__PROVIDED DATA__.
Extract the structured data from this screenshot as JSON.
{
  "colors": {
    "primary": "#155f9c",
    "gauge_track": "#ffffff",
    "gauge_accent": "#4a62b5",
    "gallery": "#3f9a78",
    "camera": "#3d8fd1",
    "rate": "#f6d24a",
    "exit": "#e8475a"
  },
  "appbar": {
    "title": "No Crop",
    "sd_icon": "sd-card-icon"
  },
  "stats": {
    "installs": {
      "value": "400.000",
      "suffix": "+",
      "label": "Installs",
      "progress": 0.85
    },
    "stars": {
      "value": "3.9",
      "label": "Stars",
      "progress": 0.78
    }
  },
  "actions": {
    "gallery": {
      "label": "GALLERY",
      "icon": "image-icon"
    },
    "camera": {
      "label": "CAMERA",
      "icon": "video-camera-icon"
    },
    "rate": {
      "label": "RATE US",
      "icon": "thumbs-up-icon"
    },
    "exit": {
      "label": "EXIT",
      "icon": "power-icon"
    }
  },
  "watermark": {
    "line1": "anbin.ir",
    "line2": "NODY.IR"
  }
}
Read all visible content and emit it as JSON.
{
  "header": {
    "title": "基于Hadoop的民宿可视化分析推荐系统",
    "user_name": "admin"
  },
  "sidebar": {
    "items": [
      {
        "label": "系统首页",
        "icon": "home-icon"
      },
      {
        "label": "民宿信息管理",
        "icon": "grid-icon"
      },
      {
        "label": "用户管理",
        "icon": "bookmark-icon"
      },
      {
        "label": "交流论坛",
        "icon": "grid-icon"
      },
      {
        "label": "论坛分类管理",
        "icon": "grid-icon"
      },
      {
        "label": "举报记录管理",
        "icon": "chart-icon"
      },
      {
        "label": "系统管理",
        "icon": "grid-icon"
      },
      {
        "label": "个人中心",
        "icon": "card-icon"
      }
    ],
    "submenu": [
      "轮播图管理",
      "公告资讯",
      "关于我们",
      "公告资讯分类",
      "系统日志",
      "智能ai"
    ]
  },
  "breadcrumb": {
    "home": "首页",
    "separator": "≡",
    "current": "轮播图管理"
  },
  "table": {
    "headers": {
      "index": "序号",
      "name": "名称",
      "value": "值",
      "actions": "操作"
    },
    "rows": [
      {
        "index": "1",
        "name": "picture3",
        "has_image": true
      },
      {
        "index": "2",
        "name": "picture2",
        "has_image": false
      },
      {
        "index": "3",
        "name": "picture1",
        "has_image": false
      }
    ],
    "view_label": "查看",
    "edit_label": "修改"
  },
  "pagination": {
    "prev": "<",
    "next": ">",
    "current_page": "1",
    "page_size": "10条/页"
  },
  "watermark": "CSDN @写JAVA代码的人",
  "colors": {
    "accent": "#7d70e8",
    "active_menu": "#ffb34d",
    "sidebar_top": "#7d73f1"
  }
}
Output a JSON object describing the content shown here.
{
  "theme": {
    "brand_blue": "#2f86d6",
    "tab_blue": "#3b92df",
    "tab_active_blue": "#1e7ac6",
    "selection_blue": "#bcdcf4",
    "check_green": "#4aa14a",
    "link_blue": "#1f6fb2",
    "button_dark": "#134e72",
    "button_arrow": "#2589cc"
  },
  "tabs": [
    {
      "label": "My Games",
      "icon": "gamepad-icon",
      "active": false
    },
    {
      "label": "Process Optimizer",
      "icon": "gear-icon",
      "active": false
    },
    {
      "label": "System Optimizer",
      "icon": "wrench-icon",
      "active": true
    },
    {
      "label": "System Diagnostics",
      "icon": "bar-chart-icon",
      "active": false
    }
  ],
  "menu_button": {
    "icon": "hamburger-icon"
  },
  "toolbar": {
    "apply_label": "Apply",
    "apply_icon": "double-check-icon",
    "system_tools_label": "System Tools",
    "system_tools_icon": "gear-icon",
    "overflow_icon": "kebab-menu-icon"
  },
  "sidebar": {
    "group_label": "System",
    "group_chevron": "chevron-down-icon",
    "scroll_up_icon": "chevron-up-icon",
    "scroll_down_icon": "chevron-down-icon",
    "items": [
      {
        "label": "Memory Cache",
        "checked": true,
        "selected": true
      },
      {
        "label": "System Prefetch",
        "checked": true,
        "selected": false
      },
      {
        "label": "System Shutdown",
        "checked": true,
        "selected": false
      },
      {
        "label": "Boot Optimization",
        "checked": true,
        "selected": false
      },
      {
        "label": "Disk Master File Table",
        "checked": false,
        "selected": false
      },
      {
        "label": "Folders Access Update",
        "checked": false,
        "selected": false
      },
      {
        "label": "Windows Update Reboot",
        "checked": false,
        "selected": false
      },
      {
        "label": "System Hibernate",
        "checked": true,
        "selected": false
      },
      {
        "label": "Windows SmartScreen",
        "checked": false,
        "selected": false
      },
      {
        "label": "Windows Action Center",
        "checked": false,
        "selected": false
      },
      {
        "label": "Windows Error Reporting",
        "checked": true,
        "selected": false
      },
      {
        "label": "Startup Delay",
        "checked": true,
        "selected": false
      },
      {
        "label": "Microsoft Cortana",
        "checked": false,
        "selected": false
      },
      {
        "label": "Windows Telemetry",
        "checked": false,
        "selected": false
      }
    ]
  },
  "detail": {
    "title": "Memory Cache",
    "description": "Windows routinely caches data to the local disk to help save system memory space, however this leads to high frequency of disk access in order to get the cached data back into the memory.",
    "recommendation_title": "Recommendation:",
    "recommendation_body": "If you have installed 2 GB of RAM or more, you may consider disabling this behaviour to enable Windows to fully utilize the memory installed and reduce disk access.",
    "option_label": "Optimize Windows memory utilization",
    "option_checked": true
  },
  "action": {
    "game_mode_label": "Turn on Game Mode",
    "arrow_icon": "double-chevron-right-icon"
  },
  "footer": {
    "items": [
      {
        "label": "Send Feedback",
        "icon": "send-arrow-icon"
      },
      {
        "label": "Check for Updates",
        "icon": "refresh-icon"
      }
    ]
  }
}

__EXERCISE DESCRIPTION__. Recite the full listing above exactly.

__EXERCISE RESPONSE__.
Extract the structured data from this screenshot as JSON.
{
  "colors": {
    "primary": "#155f9c",
    "gauge_track": "#ffffff",
    "gauge_accent": "#4a62b5",
    "gallery": "#3f9a78",
    "camera": "#3d8fd1",
    "rate": "#f6d24a",
    "exit": "#e8475a"
  },
  "appbar": {
    "title": "No Crop",
    "sd_icon": "sd-card-icon"
  },
  "stats": {
    "installs": {
      "value": "400.000",
      "suffix": "+",
      "label": "Installs",
      "progress": 0.85
    },
    "stars": {
      "value": "3.9",
      "label": "Stars",
      "progress": 0.78
    }
  },
  "actions": {
    "gallery": {
      "label": "GALLERY",
      "icon": "image-icon"
    },
    "camera": {
      "label": "CAMERA",
      "icon": "video-camera-icon"
    },
    "rate": {
      "label": "RATE US",
      "icon": "thumbs-up-icon"
    },
    "exit": {
      "label": "EXIT",
      "icon": "power-icon"
    }
  },
  "watermark": {
    "line1": "anbin.ir",
    "line2": "NODY.IR"
  }
}
Read all visible content and emit it as JSON.
{
  "header": {
    "title": "基于Hadoop的民宿可视化分析推荐系统",
    "user_name": "admin"
  },
  "sidebar": {
    "items": [
      {
        "label": "系统首页",
        "icon": "home-icon"
      },
      {
        "label": "民宿信息管理",
        "icon": "grid-icon"
      },
      {
        "label": "用户管理",
        "icon": "bookmark-icon"
      },
      {
        "label": "交流论坛",
        "icon": "grid-icon"
      },
      {
        "label": "论坛分类管理",
        "icon": "grid-icon"
      },
      {
        "label": "举报记录管理",
        "icon": "chart-icon"
      },
      {
        "label": "系统管理",
        "icon": "grid-icon"
      },
      {
        "label": "个人中心",
        "icon": "card-icon"
      }
    ],
    "submenu": [
      "轮播图管理",
      "公告资讯",
      "关于我们",
      "公告资讯分类",
      "系统日志",
      "智能ai"
    ]
  },
  "breadcrumb": {
    "home": "首页",
    "separator": "≡",
    "current": "轮播图管理"
  },
  "table": {
    "headers": {
      "index": "序号",
      "name": "名称",
      "value": "值",
      "actions": "操作"
    },
    "rows": [
      {
        "index": "1",
        "name": "picture3",
        "has_image": true
      },
      {
        "index": "2",
        "name": "picture2",
        "has_image": false
      },
      {
        "index": "3",
        "name": "picture1",
        "has_image": false
      }
    ],
    "view_label": "查看",
    "edit_label": "修改"
  },
  "pagination": {
    "prev": "<",
    "next": ">",
    "current_page": "1",
    "page_size": "10条/页"
  },
  "watermark": "CSDN @写JAVA代码的人",
  "colors": {
    "accent": "#7d70e8",
    "active_menu": "#ffb34d",
    "sidebar_top": "#7d73f1"
  }
}
Output a JSON object describing the content shown here.
{
  "theme": {
    "brand_blue": "#2f86d6",
    "tab_blue": "#3b92df",
    "tab_active_blue": "#1e7ac6",
    "selection_blue": "#bcdcf4",
    "check_green": "#4aa14a",
    "link_blue": "#1f6fb2",
    "button_dark": "#134e72",
    "button_arrow": "#2589cc"
  },
  "tabs": [
    {
      "label": "My Games",
      "icon": "gamepad-icon",
      "active": false
    },
    {
      "label": "Process Optimizer",
      "icon": "gear-icon",
      "active": false
    },
    {
      "label": "System Optimizer",
      "icon": "wrench-icon",
      "active": true
    },
    {
      "label": "System Diagnostics",
      "icon": "bar-chart-icon",
      "active": false
    }
  ],
  "menu_button": {
    "icon": "hamburger-icon"
  },
  "toolbar": {
    "apply_label": "Apply",
    "apply_icon": "double-check-icon",
    "system_tools_label": "System Tools",
    "system_tools_icon": "gear-icon",
    "overflow_icon": "kebab-menu-icon"
  },
  "sidebar": {
    "group_label": "System",
    "group_chevron": "chevron-down-icon",
    "scroll_up_icon": "chevron-up-icon",
    "scroll_down_icon": "chevron-down-icon",
    "items": [
      {
        "label": "Memory Cache",
        "checked": true,
        "selected": true
      },
      {
        "label": "System Prefetch",
        "checked": true,
        "selected": false
      },
      {
        "label": "System Shutdown",
        "checked": true,
        "selected": false
      },
      {
        "label": "Boot Optimization",
        "checked": true,
        "selected": false
      },
      {
        "label": "Disk Master File Table",
        "checked": false,
        "selected": false
      },
      {
        "label": "Folders Access Update",
        "checked": false,
        "selected": false
      },
      {
        "label": "Windows Update Reboot",
        "checked": false,
        "selected": false
      },
      {
        "label": "System Hibernate",
        "checked": true,
        "selected": false
      },
      {
        "label": "Windows SmartScreen",
        "checked": false,
        "selected": false
      },
      {
        "label": "Windows Action Center",
        "checked": false,
        "selected": false
      },
      {
        "label": "Windows Error Reporting",
        "checked": true,
        "selected": false
      },
      {
        "label": "Startup Delay",
        "checked": true,
        "selected": false
      },
      {
        "label": "Microsoft Cortana",
        "checked": false,
        "selected": false
      },
      {
        "label": "Windows Telemetry",
        "checked": false,
        "selected": false
      }
    ]
  },
  "detail": {
    "title": "Memory Cache",
    "description": "Windows routinely caches data to the local disk to help save system memory space, however this leads to high frequency of disk access in order to get the cached data back into the memory.",
    "recommendation_title": "Recommendation:",
    "recommendation_body": "If you have installed 2 GB of RAM or more, you may consider disabling this behaviour to enable Windows to fully utilize the memory installed and reduce disk access.",
    "option_label": "Optimize Windows memory utilization",
    "option_checked": true
  },
  "action": {
    "game_mode_label": "Turn on Game Mode",
    "arrow_icon": "double-chevron-right-icon"
  },
  "footer": {
    "items": [
      {
        "label": "Send Feedback",
        "icon": "send-arrow-icon"
      },
      {
        "label": "Check for Updates",
        "icon": "refresh-icon"
      }
    ]
  }
}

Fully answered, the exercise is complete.